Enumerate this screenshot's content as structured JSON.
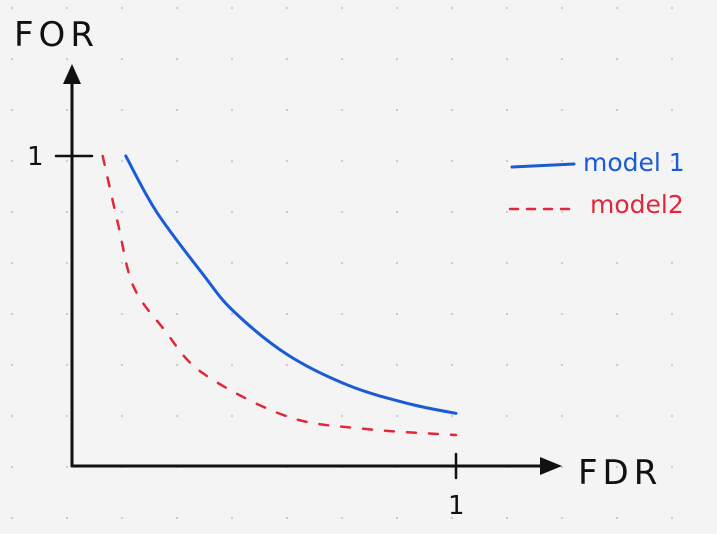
{
  "chart_data": {
    "type": "line",
    "xlabel": "FDR",
    "ylabel": "FOR",
    "xlim": [
      0,
      1
    ],
    "ylim": [
      0,
      1
    ],
    "x_ticks": [
      "1"
    ],
    "y_ticks": [
      "1"
    ],
    "grid": "dotted",
    "legend_position": "top-right",
    "series": [
      {
        "name": "model 1",
        "style": "solid",
        "color": "#1a5bd6",
        "x": [
          0.14,
          0.22,
          0.34,
          0.42,
          0.56,
          0.72,
          0.88,
          1.0
        ],
        "y": [
          1.0,
          0.82,
          0.62,
          0.5,
          0.36,
          0.26,
          0.2,
          0.17
        ]
      },
      {
        "name": "model2",
        "style": "dashed",
        "color": "#e0283a",
        "x": [
          0.08,
          0.12,
          0.16,
          0.24,
          0.34,
          0.56,
          0.76,
          1.0
        ],
        "y": [
          1.0,
          0.78,
          0.58,
          0.44,
          0.3,
          0.16,
          0.12,
          0.1
        ]
      }
    ]
  }
}
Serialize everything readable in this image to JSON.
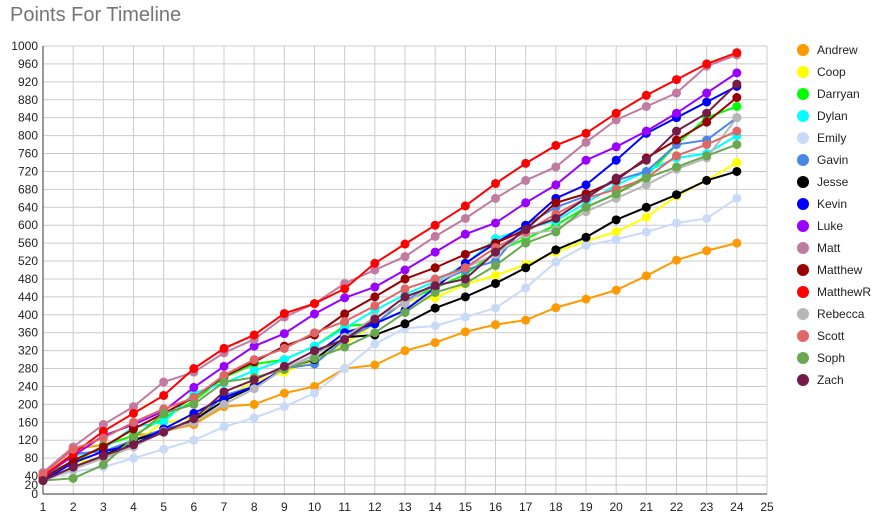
{
  "chart_data": {
    "type": "line",
    "title": "Points For Timeline",
    "xlabel": "",
    "ylabel": "",
    "x": [
      1,
      2,
      3,
      4,
      5,
      6,
      7,
      8,
      9,
      10,
      11,
      12,
      13,
      14,
      15,
      16,
      17,
      18,
      19,
      20,
      21,
      22,
      23,
      24
    ],
    "xlim": [
      1,
      25
    ],
    "ylim": [
      0,
      1000
    ],
    "xticks": [
      1,
      2,
      3,
      4,
      5,
      6,
      7,
      8,
      9,
      10,
      11,
      12,
      13,
      14,
      15,
      16,
      17,
      18,
      19,
      20,
      21,
      22,
      23,
      24,
      25
    ],
    "yticks": [
      0,
      20,
      40,
      80,
      120,
      160,
      200,
      240,
      280,
      320,
      360,
      400,
      440,
      480,
      520,
      560,
      600,
      640,
      680,
      720,
      760,
      800,
      840,
      880,
      920,
      960,
      1000
    ],
    "grid": true,
    "legend": "right",
    "series": [
      {
        "name": "Andrew",
        "color": "#ff9900",
        "values": [
          45,
          100,
          110,
          130,
          140,
          155,
          195,
          200,
          225,
          240,
          280,
          288,
          320,
          338,
          362,
          378,
          388,
          416,
          435,
          455,
          487,
          522,
          543,
          560
        ]
      },
      {
        "name": "Coop",
        "color": "#ffff00",
        "values": [
          38,
          70,
          80,
          115,
          160,
          170,
          215,
          250,
          272,
          300,
          335,
          380,
          430,
          438,
          468,
          488,
          512,
          540,
          565,
          585,
          618,
          665,
          700,
          740
        ]
      },
      {
        "name": "Darryan",
        "color": "#00ff00",
        "values": [
          45,
          70,
          108,
          130,
          170,
          208,
          260,
          290,
          300,
          330,
          375,
          380,
          430,
          460,
          490,
          540,
          570,
          600,
          640,
          670,
          710,
          780,
          840,
          865
        ]
      },
      {
        "name": "Dylan",
        "color": "#00ffff",
        "values": [
          40,
          85,
          100,
          150,
          160,
          225,
          248,
          275,
          300,
          330,
          370,
          410,
          445,
          475,
          512,
          570,
          593,
          610,
          650,
          690,
          720,
          750,
          760,
          800
        ]
      },
      {
        "name": "Emily",
        "color": "#c9daf8",
        "values": [
          30,
          50,
          60,
          80,
          100,
          120,
          150,
          170,
          195,
          225,
          280,
          335,
          370,
          375,
          395,
          415,
          460,
          518,
          555,
          568,
          585,
          605,
          615,
          660
        ]
      },
      {
        "name": "Gavin",
        "color": "#4a86e8",
        "values": [
          35,
          90,
          95,
          120,
          145,
          160,
          220,
          240,
          280,
          290,
          345,
          380,
          430,
          470,
          500,
          520,
          600,
          640,
          665,
          700,
          720,
          780,
          790,
          840
        ]
      },
      {
        "name": "Jesse",
        "color": "#000000",
        "values": [
          30,
          60,
          85,
          120,
          140,
          165,
          208,
          240,
          280,
          300,
          350,
          355,
          380,
          415,
          440,
          470,
          505,
          545,
          573,
          612,
          640,
          668,
          700,
          720
        ]
      },
      {
        "name": "Kevin",
        "color": "#0000ff",
        "values": [
          30,
          70,
          95,
          110,
          145,
          180,
          215,
          240,
          280,
          310,
          360,
          380,
          410,
          460,
          515,
          560,
          600,
          660,
          690,
          745,
          805,
          840,
          875,
          910
        ]
      },
      {
        "name": "Luke",
        "color": "#9900ff",
        "values": [
          40,
          85,
          130,
          155,
          185,
          238,
          285,
          330,
          358,
          402,
          438,
          462,
          500,
          540,
          580,
          605,
          650,
          690,
          745,
          775,
          810,
          850,
          895,
          940
        ]
      },
      {
        "name": "Matt",
        "color": "#c27ba0",
        "values": [
          48,
          105,
          155,
          195,
          250,
          272,
          315,
          345,
          395,
          425,
          470,
          500,
          530,
          575,
          615,
          660,
          700,
          730,
          785,
          835,
          865,
          895,
          955,
          980
        ]
      },
      {
        "name": "Matthew",
        "color": "#990000",
        "values": [
          35,
          75,
          105,
          145,
          180,
          215,
          262,
          295,
          330,
          355,
          402,
          440,
          480,
          505,
          535,
          560,
          590,
          650,
          670,
          700,
          750,
          790,
          830,
          885
        ]
      },
      {
        "name": "MatthewR",
        "color": "#ff0000",
        "values": [
          40,
          90,
          140,
          180,
          220,
          280,
          325,
          355,
          403,
          425,
          458,
          515,
          558,
          600,
          643,
          693,
          738,
          778,
          805,
          850,
          890,
          925,
          960,
          985
        ]
      },
      {
        "name": "Rebecca",
        "color": "#b7b7b7",
        "values": [
          30,
          55,
          80,
          105,
          140,
          160,
          200,
          235,
          280,
          310,
          350,
          395,
          425,
          470,
          505,
          535,
          580,
          590,
          630,
          660,
          690,
          725,
          750,
          840
        ]
      },
      {
        "name": "Scott",
        "color": "#e06666",
        "values": [
          45,
          100,
          125,
          160,
          190,
          215,
          265,
          300,
          325,
          360,
          385,
          420,
          458,
          480,
          505,
          550,
          585,
          625,
          660,
          680,
          705,
          755,
          780,
          810
        ]
      },
      {
        "name": "Soph",
        "color": "#6aa84f",
        "values": [
          30,
          35,
          65,
          125,
          180,
          200,
          250,
          260,
          278,
          302,
          328,
          360,
          405,
          450,
          470,
          510,
          560,
          585,
          640,
          670,
          705,
          730,
          755,
          780
        ]
      },
      {
        "name": "Zach",
        "color": "#741b47",
        "values": [
          30,
          60,
          85,
          110,
          138,
          168,
          228,
          255,
          285,
          320,
          345,
          390,
          440,
          465,
          480,
          540,
          590,
          615,
          660,
          705,
          745,
          810,
          850,
          915
        ]
      }
    ]
  }
}
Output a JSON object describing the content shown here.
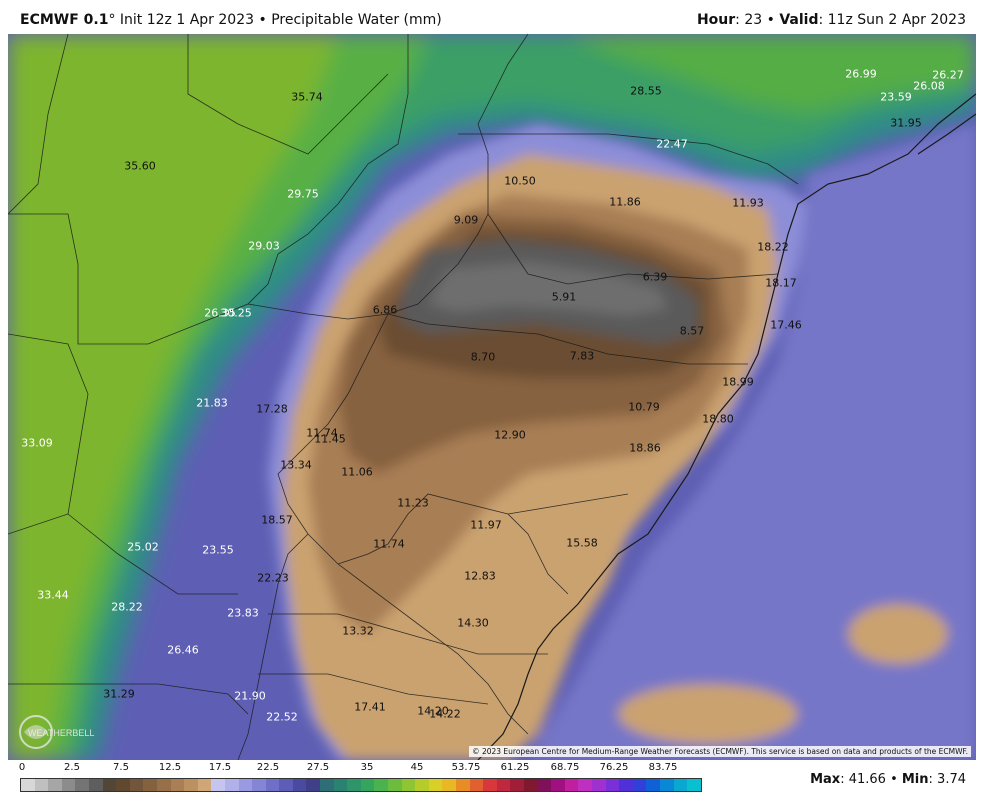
{
  "header": {
    "model": "ECMWF 0.1",
    "degree": "°",
    "init": " Init 12z 1 Apr 2023",
    "sep": " • ",
    "product": "Precipitable Water (mm)",
    "hour_label": "Hour",
    "hour_value": ": 23",
    "valid_label": "Valid",
    "valid_value": ": 11z Sun 2 Apr 2023"
  },
  "map_labels": [
    {
      "text": "35.74"
    },
    {
      "text": "28.55"
    },
    {
      "text": "26.99"
    },
    {
      "text": "26.27"
    },
    {
      "text": "26.08"
    },
    {
      "text": "23.59"
    },
    {
      "text": "31.95"
    },
    {
      "text": "35.60"
    },
    {
      "text": "22.47"
    },
    {
      "text": "10.50"
    },
    {
      "text": "29.75"
    },
    {
      "text": "11.86"
    },
    {
      "text": "11.93"
    },
    {
      "text": "9.09"
    },
    {
      "text": "29.03"
    },
    {
      "text": "18.22"
    },
    {
      "text": "6.39"
    },
    {
      "text": "18.17"
    },
    {
      "text": "5.91"
    },
    {
      "text": "26.35"
    },
    {
      "text": "30.25"
    },
    {
      "text": "6.86"
    },
    {
      "text": "17.46"
    },
    {
      "text": "8.57"
    },
    {
      "text": "8.70"
    },
    {
      "text": "7.83"
    },
    {
      "text": "18.99"
    },
    {
      "text": "21.83"
    },
    {
      "text": "17.28"
    },
    {
      "text": "10.79"
    },
    {
      "text": "18.80"
    },
    {
      "text": "11.74"
    },
    {
      "text": "11.45"
    },
    {
      "text": "12.90"
    },
    {
      "text": "18.86"
    },
    {
      "text": "33.09"
    },
    {
      "text": "13.34"
    },
    {
      "text": "11.06"
    },
    {
      "text": "11.23"
    },
    {
      "text": "18.57"
    },
    {
      "text": "11.97"
    },
    {
      "text": "11.74"
    },
    {
      "text": "15.58"
    },
    {
      "text": "25.02"
    },
    {
      "text": "23.55"
    },
    {
      "text": "22.23"
    },
    {
      "text": "12.83"
    },
    {
      "text": "33.44"
    },
    {
      "text": "28.22"
    },
    {
      "text": "23.83"
    },
    {
      "text": "13.32"
    },
    {
      "text": "14.30"
    },
    {
      "text": "26.46"
    },
    {
      "text": "31.29"
    },
    {
      "text": "21.90"
    },
    {
      "text": "17.41"
    },
    {
      "text": "14.20"
    },
    {
      "text": "14.22"
    },
    {
      "text": "22.52"
    }
  ],
  "logo_text": "WEATHERBELL",
  "copyright": "© 2023 European Centre for Medium-Range Weather Forecasts (ECMWF). This service is based on data and products of the ECMWF.",
  "legend": {
    "ticks": [
      "0",
      "2.5",
      "7.5",
      "12.5",
      "17.5",
      "22.5",
      "27.5",
      "35",
      "45",
      "53.75",
      "61.25",
      "68.75",
      "76.25",
      "83.75"
    ],
    "colors": [
      "#d8d8d8",
      "#c0c0c0",
      "#a6a6a6",
      "#8c8c8c",
      "#747474",
      "#5e5e5e",
      "#524636",
      "#61492f",
      "#72553a",
      "#84623f",
      "#977049",
      "#aa7f55",
      "#bc9161",
      "#cfa676",
      "#c5c5ef",
      "#b0b0ea",
      "#9a9ae2",
      "#8585d6",
      "#6f6fc8",
      "#5d5db8",
      "#4a4aa0",
      "#3f3f8a",
      "#2e6e76",
      "#2a8270",
      "#2e946a",
      "#35a55e",
      "#4bb250",
      "#6cbd3e",
      "#8fc532",
      "#b5cc2b",
      "#d8cf27",
      "#e8b825",
      "#e88c25",
      "#e06030",
      "#d8383c",
      "#c02840",
      "#a01e38",
      "#801830",
      "#80105a",
      "#a01080",
      "#c020a0",
      "#c030c0",
      "#a030d0",
      "#7a30d8",
      "#5030d8",
      "#3040d8",
      "#1060d8",
      "#0a88d8",
      "#08a8d0",
      "#08c0d0"
    ]
  },
  "stats": {
    "max_label": "Max",
    "max_value": ": 41.66",
    "sep": " • ",
    "min_label": "Min",
    "min_value": ": 3.74"
  }
}
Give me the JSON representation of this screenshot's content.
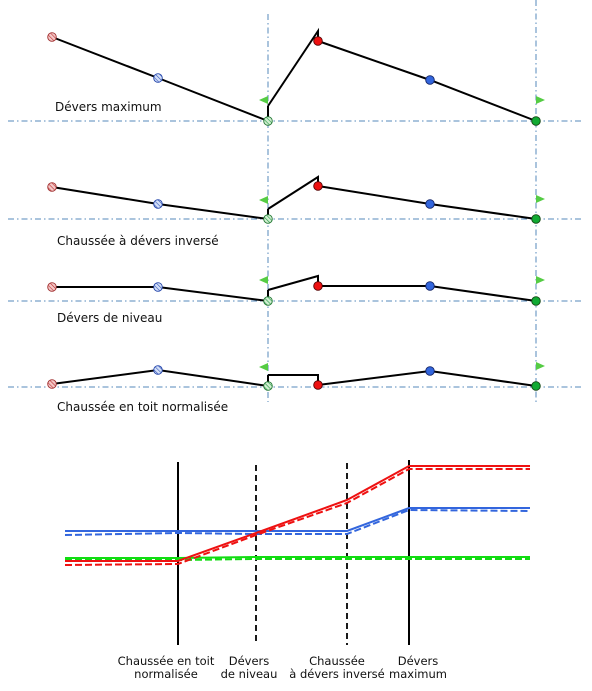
{
  "profiles": [
    {
      "id": "devers-maximum",
      "label": "Dévers maximum"
    },
    {
      "id": "chaussee-devers-inverse",
      "label": "Chaussée à dévers inversé"
    },
    {
      "id": "devers-niveau",
      "label": "Dévers de niveau"
    },
    {
      "id": "chaussee-toit-normalisee",
      "label": "Chaussée en toit normalisée"
    }
  ],
  "transition_chart": {
    "breakpoints": [
      {
        "line1": "Chaussée en toit",
        "line2": "normalisée",
        "style": "solid"
      },
      {
        "line1": "Dévers",
        "line2": "de niveau",
        "style": "dashed"
      },
      {
        "line1": "Chaussée",
        "line2": "à dévers inversé",
        "style": "dashed"
      },
      {
        "line1": "Dévers",
        "line2": "maximum",
        "style": "solid"
      }
    ],
    "series_colors": {
      "red": "#ee1111",
      "blue": "#3366dd",
      "green": "#11dd11"
    }
  },
  "colors": {
    "profile_line": "#000000",
    "reference_line": "#5588bb",
    "point_red_hatched": "#e89a9a",
    "point_blue_hatched": "#a8c0ee",
    "point_green_hatched": "#9ad09a",
    "point_red": "#ee1111",
    "point_blue": "#3366dd",
    "point_green": "#11aa33",
    "flag": "#55cc44"
  }
}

==========

**Requirements:** Copy every line of the material in which the word "normalisée" occurs.

**Correct response:**
      "label": "Chaussée en toit normalisée"
        "line2": "normalisée",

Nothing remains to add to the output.